- [Your instructions]
Below are the records. Count the lines containing the string "JDBC", and reply with the number alone.

(Dataset records)
.....
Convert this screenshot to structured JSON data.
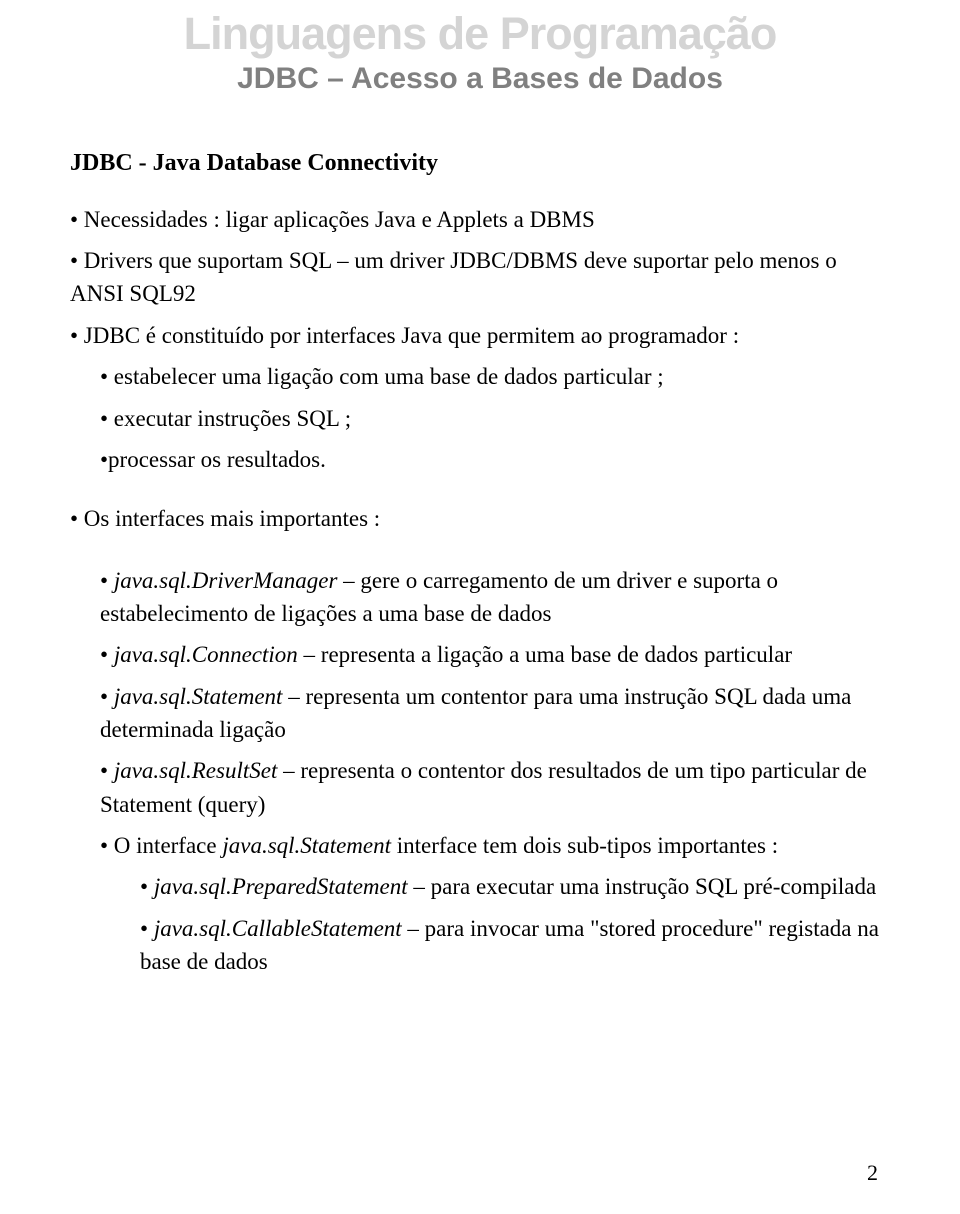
{
  "header": {
    "title": "Linguagens de Programação",
    "subtitle": "JDBC – Acesso a Bases de Dados"
  },
  "section": {
    "title": "JDBC - Java Database Connectivity"
  },
  "intro": {
    "b1": "• Necessidades : ligar aplicações Java e Applets a DBMS",
    "b2": "• Drivers que suportam SQL – um driver JDBC/DBMS deve suportar pelo menos o ANSI SQL92",
    "b3": "• JDBC é constituído por interfaces Java que permitem ao programador :",
    "b3a": "• estabelecer uma ligação com uma base de dados particular ;",
    "b3b": "• executar instruções SQL ;",
    "b3c": "•processar os resultados."
  },
  "interfaces_heading": "• Os interfaces mais importantes :",
  "iface": {
    "dm_pre": "• ",
    "dm_em": "java.sql.DriverManager",
    "dm_post": " – gere o carregamento de um driver e suporta o estabelecimento de ligações a uma base de dados",
    "conn_pre": "• ",
    "conn_em": "java.sql.Connection",
    "conn_post": " – representa a ligação a uma base de dados particular",
    "stmt_pre": "• ",
    "stmt_em": "java.sql.Statement",
    "stmt_post": " – representa um contentor para uma instrução SQL dada uma determinada ligação",
    "rs_pre": "• ",
    "rs_em": "java.sql.ResultSet",
    "rs_post": " – representa o contentor dos resultados de um tipo particular de Statement (query)",
    "sub_pre": "• O interface ",
    "sub_em": "java.sql.Statement",
    "sub_post": " interface tem dois sub-tipos importantes :",
    "ps_pre": "• ",
    "ps_em": "java.sql.PreparedStatement",
    "ps_post": " – para executar uma instrução SQL pré-compilada",
    "cs_pre": "• ",
    "cs_em": "java.sql.CallableStatement",
    "cs_post": " – para invocar uma \"stored procedure\" registada na base de dados"
  },
  "page_number": "2"
}
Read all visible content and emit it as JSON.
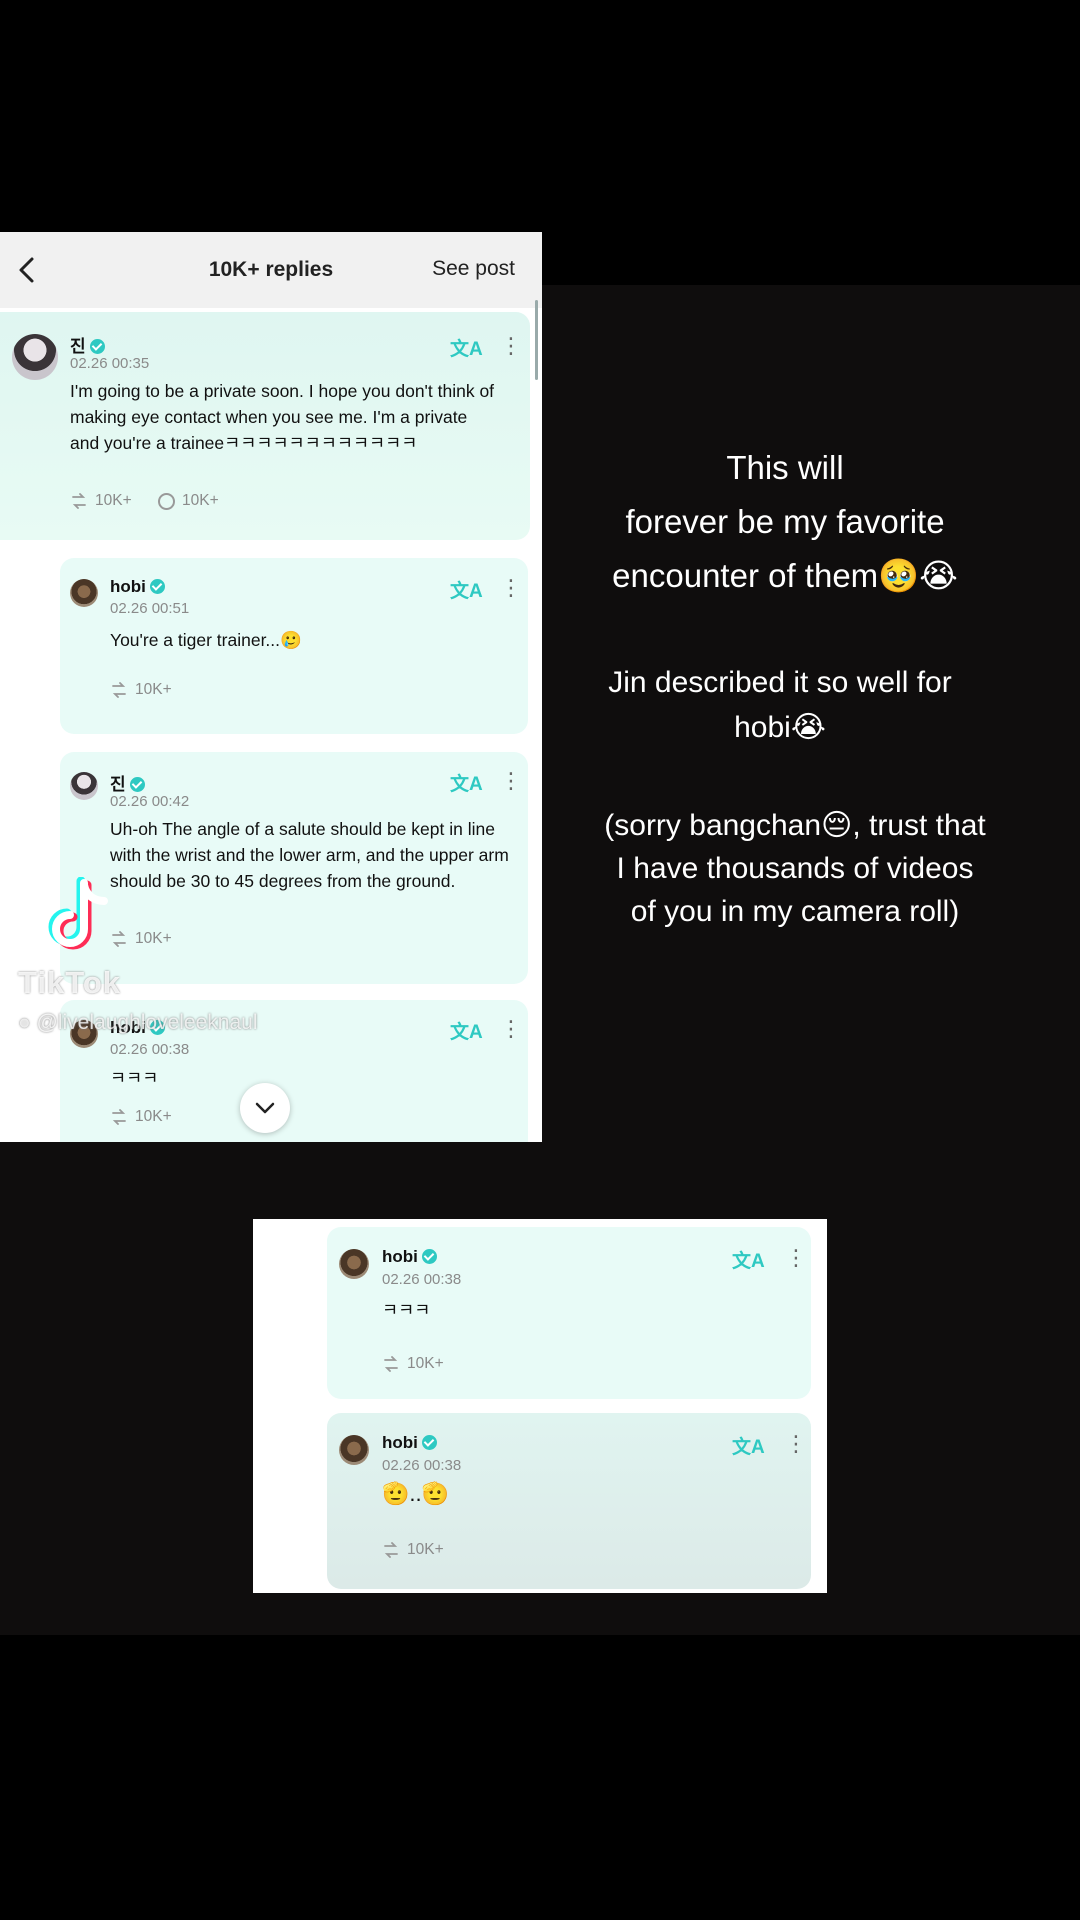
.....
- [Result of this task]
4